TASK BRIEF:
Go through the listing and copy each line with the string "MACD".

EXCERPTED DATA:
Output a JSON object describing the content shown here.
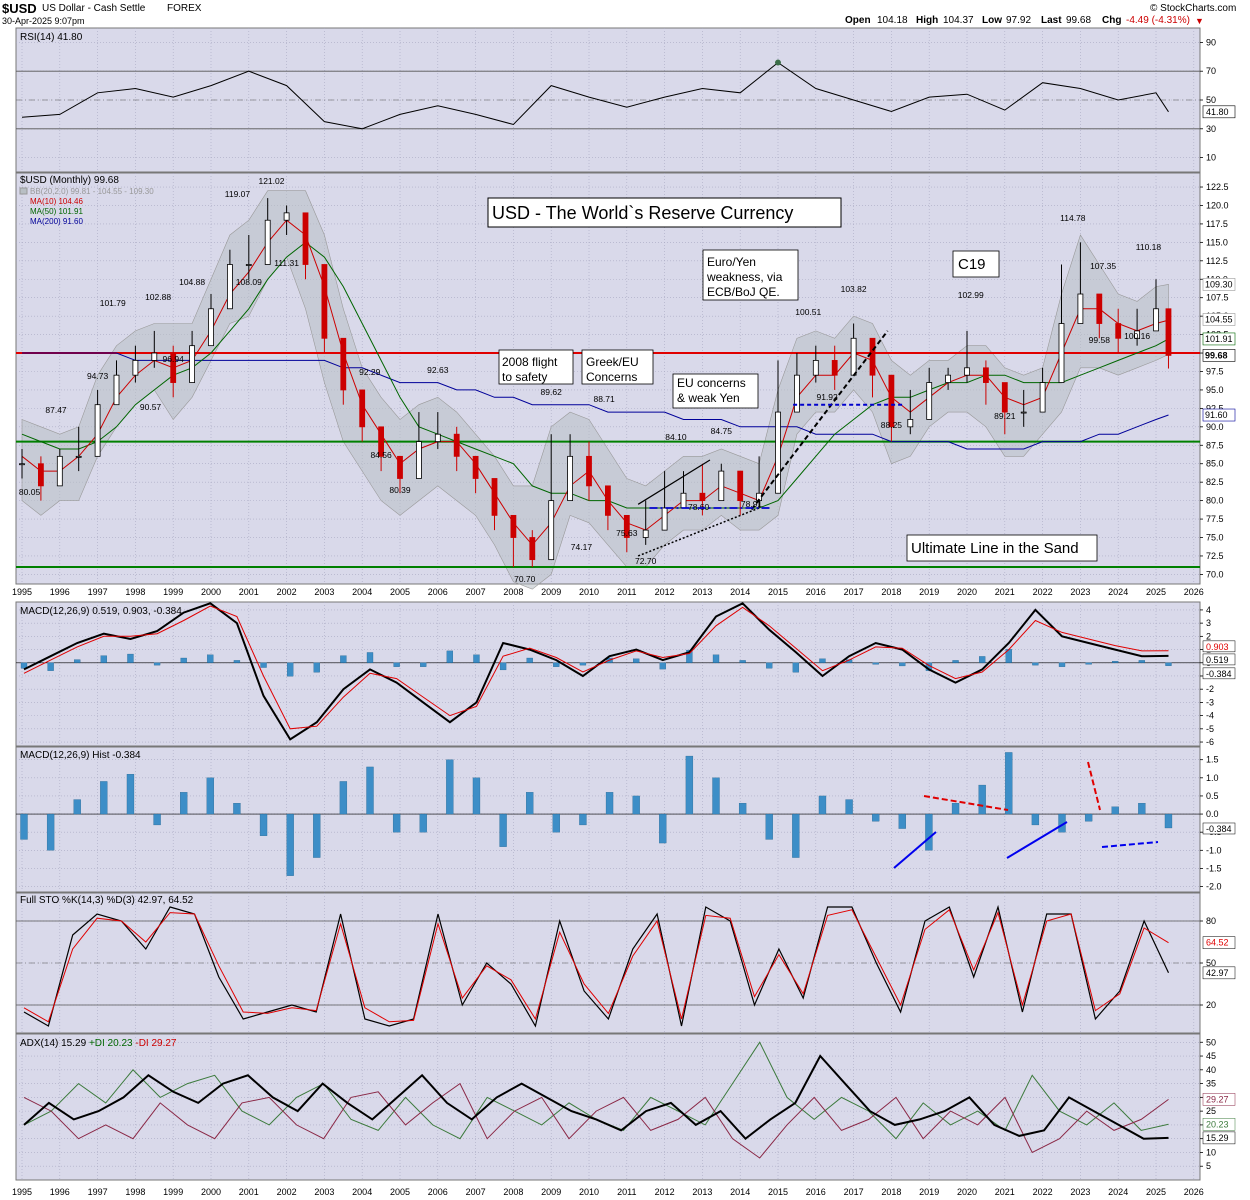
{
  "header": {
    "symbol": "$USD",
    "name": "US Dollar - Cash Settle",
    "exchange": "FOREX",
    "date": "30-Apr-2025 9:07pm",
    "open_label": "Open",
    "open": "104.18",
    "high_label": "High",
    "high": "104.37",
    "low_label": "Low",
    "low": "97.92",
    "last_label": "Last",
    "last": "99.68",
    "chg_label": "Chg",
    "chg": "-4.49 (-4.31%)",
    "copyright": "© StockCharts.com"
  },
  "colors": {
    "panel_bg": "#d9d9ea",
    "grid": "#a9a9c2",
    "price_up": "#000000",
    "price_down": "#cc0000",
    "ma10": "#cc0000",
    "ma50": "#006600",
    "ma200": "#000099",
    "bb_fill": "#b8bfc4",
    "red_line": "#e00000",
    "green_line": "#008000",
    "hist": "#3d8ec7",
    "rsi_over": "#3c6e4a",
    "rsi_under": "#8c3a54"
  },
  "x_axis": {
    "years": [
      "1995",
      "1996",
      "1997",
      "1998",
      "1999",
      "2000",
      "2001",
      "2002",
      "2003",
      "2004",
      "2005",
      "2006",
      "2007",
      "2008",
      "2009",
      "2010",
      "2011",
      "2012",
      "2013",
      "2014",
      "2015",
      "2016",
      "2017",
      "2018",
      "2019",
      "2020",
      "2021",
      "2022",
      "2023",
      "2024",
      "2025",
      "2026"
    ]
  },
  "chart_data": [
    {
      "type": "line",
      "title": "RSI(14) 41.80",
      "y_ticks": [
        "90",
        "70",
        "50",
        "30",
        "10"
      ],
      "ylim": [
        0,
        100
      ],
      "reference_lines": [
        70,
        30
      ],
      "last_value": "41.80",
      "x": [
        1995.0,
        1996.0,
        1997.0,
        1998.0,
        1999.0,
        2000.0,
        2001.0,
        2002.0,
        2003.0,
        2004.0,
        2005.0,
        2006.0,
        2007.0,
        2008.0,
        2009.0,
        2010.0,
        2011.0,
        2012.0,
        2013.0,
        2014.0,
        2015.0,
        2016.0,
        2017.0,
        2018.0,
        2019.0,
        2020.0,
        2021.0,
        2022.0,
        2023.0,
        2024.0,
        2025.0,
        2025.33
      ],
      "values": [
        38,
        40,
        55,
        58,
        52,
        60,
        70,
        60,
        35,
        30,
        40,
        46,
        40,
        33,
        60,
        52,
        45,
        52,
        58,
        55,
        76,
        58,
        50,
        42,
        52,
        54,
        43,
        62,
        58,
        50,
        55,
        41.8
      ]
    },
    {
      "type": "candlestick",
      "title": "$USD (Monthly) 99.68",
      "legend": [
        {
          "name": "BB(20,2.0) 99.81 - 104.55 - 109.30",
          "color": "#999999"
        },
        {
          "name": "MA(10) 104.46",
          "color": "#cc0000"
        },
        {
          "name": "MA(50) 101.91",
          "color": "#006600"
        },
        {
          "name": "MA(200) 91.60",
          "color": "#000099"
        }
      ],
      "y_ticks": [
        "122.5",
        "120.0",
        "117.5",
        "115.0",
        "112.5",
        "110.0",
        "107.5",
        "105.0",
        "102.5",
        "100.0",
        "97.5",
        "95.0",
        "92.5",
        "90.0",
        "87.5",
        "85.0",
        "82.5",
        "80.0",
        "77.5",
        "75.0",
        "72.5",
        "70.0"
      ],
      "ylim": [
        68.7,
        124.4
      ],
      "x": [
        1995.0,
        1995.5,
        1996.0,
        1996.5,
        1997.0,
        1997.5,
        1998.0,
        1998.5,
        1999.0,
        1999.5,
        2000.0,
        2000.5,
        2001.0,
        2001.5,
        2002.0,
        2002.5,
        2003.0,
        2003.5,
        2004.0,
        2004.5,
        2005.0,
        2005.5,
        2006.0,
        2006.5,
        2007.0,
        2007.5,
        2008.0,
        2008.5,
        2009.0,
        2009.5,
        2010.0,
        2010.5,
        2011.0,
        2011.5,
        2012.0,
        2012.5,
        2013.0,
        2013.5,
        2014.0,
        2014.5,
        2015.0,
        2015.5,
        2016.0,
        2016.5,
        2017.0,
        2017.5,
        2018.0,
        2018.5,
        2019.0,
        2019.5,
        2020.0,
        2020.5,
        2021.0,
        2021.5,
        2022.0,
        2022.5,
        2023.0,
        2023.5,
        2024.0,
        2024.5,
        2025.0,
        2025.33
      ],
      "close": [
        85,
        82,
        86,
        86,
        93,
        97,
        99,
        100,
        96,
        101,
        106,
        112,
        112,
        118,
        119,
        112,
        102,
        95,
        90,
        86,
        83,
        88,
        89,
        86,
        83,
        78,
        75,
        72,
        80,
        86,
        82,
        78,
        75,
        76,
        79,
        81,
        80,
        84,
        80,
        81,
        92,
        97,
        99,
        97,
        102,
        97,
        90,
        91,
        96,
        97,
        98,
        96,
        92,
        92,
        96,
        104,
        108,
        104,
        102,
        103,
        106,
        99.68
      ],
      "high": [
        87,
        86,
        87,
        90,
        95,
        99,
        101,
        103,
        101,
        103,
        108,
        114,
        116,
        121,
        120,
        118,
        104,
        98,
        93,
        90,
        86,
        92,
        92,
        90,
        85,
        81,
        77,
        76,
        89,
        89,
        88,
        80,
        77,
        80,
        84,
        84,
        85,
        85,
        82,
        86,
        99,
        100,
        101,
        101,
        104,
        100,
        93,
        95,
        98,
        98,
        103,
        99,
        94,
        95,
        98,
        112,
        115,
        107,
        106,
        106,
        110,
        104.4
      ],
      "low": [
        83,
        80,
        84,
        84,
        91,
        95,
        96,
        98,
        94,
        99,
        104,
        110,
        110,
        116,
        116,
        110,
        100,
        93,
        88,
        84,
        81,
        86,
        87,
        84,
        81,
        76,
        71,
        71,
        79,
        84,
        80,
        76,
        73,
        74,
        77,
        79,
        78,
        82,
        78,
        79,
        90,
        95,
        96,
        95,
        100,
        94,
        88,
        89,
        94,
        95,
        96,
        93,
        89,
        90,
        94,
        102,
        106,
        102,
        100,
        101,
        104,
        97.9
      ],
      "ma10": [
        86,
        84,
        84,
        86,
        89,
        94,
        97,
        99,
        98,
        99,
        103,
        108,
        111,
        115,
        118,
        116,
        109,
        100,
        93,
        89,
        85,
        87,
        88,
        88,
        85,
        81,
        77,
        74,
        77,
        82,
        84,
        80,
        77,
        76,
        78,
        80,
        80,
        82,
        81,
        80,
        86,
        94,
        97,
        97,
        100,
        99,
        94,
        92,
        94,
        96,
        97,
        97,
        94,
        93,
        94,
        100,
        106,
        106,
        104,
        103,
        104,
        104.46
      ],
      "ma50": [
        89,
        88,
        87,
        87,
        88,
        90,
        93,
        95,
        97,
        98,
        100,
        103,
        106,
        110,
        113,
        115,
        113,
        109,
        104,
        99,
        94,
        90,
        89,
        88,
        87,
        86,
        85,
        82,
        81,
        81,
        80,
        80,
        79,
        79,
        79,
        79,
        79,
        79,
        79,
        79,
        80,
        83,
        86,
        89,
        91,
        93,
        94,
        94,
        95,
        96,
        96,
        97,
        97,
        96,
        96,
        96,
        97,
        98,
        99,
        100,
        101,
        101.91
      ],
      "ma200": [
        100,
        100,
        100,
        100,
        100,
        100,
        99,
        99,
        99,
        99,
        99,
        99,
        99,
        99,
        99,
        99,
        99,
        98,
        98,
        97,
        96,
        96,
        96,
        95,
        95,
        94,
        94,
        93,
        93,
        93,
        93,
        92,
        92,
        92,
        92,
        91,
        91,
        91,
        90,
        90,
        90,
        90,
        89,
        89,
        89,
        89,
        88,
        88,
        88,
        88,
        87,
        87,
        87,
        87,
        88,
        88,
        88,
        89,
        89,
        90,
        91,
        91.6
      ],
      "bb_upper": [
        91,
        90,
        89,
        90,
        97,
        101,
        103,
        104,
        104,
        104,
        110,
        116,
        118,
        122,
        122,
        122,
        116,
        106,
        98,
        94,
        91,
        93,
        94,
        92,
        89,
        86,
        82,
        82,
        90,
        92,
        91,
        87,
        83,
        82,
        84,
        86,
        86,
        87,
        86,
        85,
        95,
        102,
        103,
        102,
        105,
        104,
        99,
        97,
        99,
        99,
        101,
        101,
        98,
        97,
        98,
        108,
        116,
        112,
        108,
        107,
        109,
        109.3
      ],
      "bb_lower": [
        80,
        78,
        80,
        80,
        86,
        90,
        93,
        95,
        91,
        94,
        99,
        104,
        105,
        110,
        113,
        106,
        96,
        88,
        84,
        80,
        78,
        80,
        82,
        80,
        78,
        74,
        69,
        68,
        70,
        78,
        77,
        74,
        71,
        71,
        74,
        76,
        76,
        78,
        76,
        76,
        78,
        89,
        92,
        92,
        95,
        92,
        85,
        86,
        90,
        92,
        92,
        90,
        86,
        86,
        89,
        92,
        98,
        98,
        97,
        98,
        99,
        99.81
      ],
      "annotations": [
        "80.05",
        "87.47",
        "94.73",
        "101.79",
        "90.57",
        "102.88",
        "96.94",
        "104.88",
        "119.07",
        "108.09",
        "121.02",
        "111.31",
        "92.29",
        "84.56",
        "80.39",
        "92.63",
        "89.62",
        "70.70",
        "74.17",
        "88.71",
        "75.63",
        "72.70",
        "84.10",
        "78.60",
        "84.75",
        "78.91",
        "100.51",
        "91.92",
        "103.82",
        "88.25",
        "102.99",
        "89.21",
        "114.78",
        "107.35",
        "99.58",
        "110.18",
        "100.16"
      ],
      "callouts": [
        "USD - The World`s Reserve Currency",
        "Euro/Yen weakness, via ECB/BoJ QE.",
        "2008 flight to safety",
        "Greek/EU Concerns",
        "EU concerns & weak Yen",
        "C19",
        "Ultimate Line in the Sand"
      ],
      "horizontal_lines": [
        {
          "value": 100.0,
          "color": "red"
        },
        {
          "value": 88.0,
          "color": "green"
        },
        {
          "value": 71.0,
          "color": "green"
        }
      ],
      "price_labels": [
        "109.30",
        "104.55",
        "101.91",
        "99.68",
        "91.60"
      ]
    },
    {
      "type": "line",
      "title": "MACD(12,26,9) 0.519, 0.903, -0.384",
      "y_ticks": [
        "4",
        "3",
        "2",
        "1",
        "0",
        "-1",
        "-2",
        "-3",
        "-4",
        "-5",
        "-6"
      ],
      "ylim": [
        -6.3,
        4.6
      ],
      "series": [
        {
          "name": "MACD(12,26,9)",
          "values": [
            -0.5,
            0.5,
            1.5,
            2.2,
            1.8,
            2.4,
            3.8,
            4.5,
            3.0,
            -2.5,
            -5.8,
            -4.5,
            -2.0,
            -0.5,
            -1.5,
            -3.0,
            -4.5,
            -3.0,
            1.5,
            1.0,
            0.2,
            -1.0,
            0.5,
            1.0,
            0.2,
            0.8,
            3.5,
            4.5,
            2.5,
            0.8,
            -1.0,
            0.5,
            1.5,
            1.0,
            -0.5,
            -1.5,
            -0.5,
            1.5,
            4.0,
            2.0,
            1.5,
            1.0,
            0.5,
            0.519
          ]
        },
        {
          "name": "Signal",
          "values": [
            -0.8,
            0.2,
            1.2,
            2.0,
            2.0,
            2.2,
            3.2,
            4.3,
            3.5,
            -1.0,
            -5.0,
            -4.8,
            -2.6,
            -0.8,
            -1.2,
            -2.6,
            -4.0,
            -3.3,
            0.5,
            1.1,
            0.4,
            -0.7,
            0.2,
            0.9,
            0.4,
            0.7,
            2.8,
            4.2,
            2.8,
            1.1,
            -0.6,
            0.2,
            1.2,
            1.1,
            -0.2,
            -1.2,
            -0.7,
            1.0,
            3.2,
            2.3,
            1.8,
            1.3,
            0.9,
            0.903
          ]
        }
      ],
      "last_values": [
        "0.903",
        "0.519",
        "-0.384"
      ]
    },
    {
      "type": "bar",
      "title": "MACD(12,26,9) Hist -0.384",
      "y_ticks": [
        "1.5",
        "1.0",
        "0.5",
        "0.0",
        "-0.5",
        "-1.0",
        "-1.5",
        "-2.0"
      ],
      "ylim": [
        -2.15,
        1.85
      ],
      "values": [
        -0.7,
        -1.0,
        0.4,
        0.9,
        1.1,
        -0.3,
        0.6,
        1.0,
        0.3,
        -0.6,
        -1.7,
        -1.2,
        0.9,
        1.3,
        -0.5,
        -0.5,
        1.5,
        1.0,
        -0.9,
        0.6,
        -0.5,
        -0.3,
        0.6,
        0.5,
        -0.8,
        1.6,
        1.0,
        0.3,
        -0.7,
        -1.2,
        0.5,
        0.4,
        -0.2,
        -0.4,
        -1.0,
        0.3,
        0.8,
        1.7,
        -0.3,
        -0.5,
        -0.2,
        0.2,
        0.3,
        -0.384
      ],
      "last_value": "-0.384"
    },
    {
      "type": "line",
      "title": "Full STO %K(14,3) %D(3) 42.97, 64.52",
      "y_ticks": [
        "80",
        "50",
        "20"
      ],
      "ylim": [
        0,
        100
      ],
      "series": [
        {
          "name": "%K(14,3)",
          "values": [
            15,
            5,
            70,
            85,
            80,
            60,
            90,
            85,
            40,
            10,
            15,
            20,
            15,
            85,
            10,
            5,
            10,
            85,
            20,
            50,
            35,
            5,
            80,
            30,
            10,
            60,
            85,
            5,
            90,
            80,
            20,
            60,
            25,
            90,
            90,
            50,
            15,
            80,
            90,
            40,
            90,
            15,
            85,
            85,
            10,
            30,
            80,
            42.97
          ]
        },
        {
          "name": "%D(3)",
          "values": [
            18,
            8,
            60,
            82,
            80,
            65,
            86,
            85,
            48,
            15,
            14,
            18,
            16,
            78,
            18,
            8,
            9,
            78,
            25,
            48,
            38,
            10,
            72,
            35,
            14,
            55,
            80,
            10,
            84,
            82,
            26,
            56,
            28,
            84,
            88,
            54,
            20,
            74,
            88,
            45,
            86,
            20,
            80,
            85,
            16,
            28,
            75,
            64.52
          ]
        }
      ],
      "last_values": [
        "64.52",
        "42.97"
      ]
    },
    {
      "type": "line",
      "title": "ADX(14) 15.29 +DI 20.23 -DI 29.27",
      "y_ticks": [
        "50",
        "45",
        "40",
        "35",
        "30",
        "25",
        "20",
        "15",
        "10",
        "5"
      ],
      "ylim": [
        0,
        53
      ],
      "series": [
        {
          "name": "ADX(14)",
          "values": [
            20,
            28,
            22,
            25,
            30,
            38,
            32,
            28,
            35,
            38,
            30,
            25,
            35,
            28,
            22,
            30,
            38,
            28,
            22,
            30,
            35,
            30,
            25,
            22,
            18,
            25,
            28,
            20,
            25,
            15,
            22,
            28,
            45,
            35,
            25,
            20,
            22,
            25,
            30,
            20,
            16,
            18,
            30,
            25,
            20,
            15,
            15.29
          ]
        },
        {
          "name": "+DI 20.23",
          "values": [
            20,
            25,
            35,
            28,
            40,
            30,
            35,
            38,
            25,
            20,
            30,
            35,
            22,
            18,
            30,
            20,
            15,
            30,
            25,
            20,
            28,
            22,
            18,
            30,
            25,
            20,
            35,
            50,
            30,
            22,
            30,
            25,
            15,
            28,
            20,
            25,
            18,
            38,
            25,
            20,
            28,
            18,
            20.23
          ]
        },
        {
          "name": "-DI 29.27",
          "values": [
            30,
            25,
            15,
            20,
            15,
            28,
            20,
            15,
            28,
            30,
            20,
            15,
            30,
            32,
            20,
            28,
            35,
            15,
            25,
            30,
            15,
            25,
            30,
            18,
            22,
            30,
            15,
            8,
            20,
            30,
            18,
            22,
            30,
            15,
            25,
            20,
            30,
            10,
            15,
            25,
            18,
            22,
            29.27
          ]
        }
      ],
      "last_values": [
        "29.27",
        "20.23",
        "15.29"
      ]
    }
  ]
}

RESULT OF THE TASK:
      "title": "MACD(12,26,9) 0.519, 0.903, -0.384",
          "name": "MACD(12,26,9)",
      "title": "MACD(12,26,9) Hist -0.384",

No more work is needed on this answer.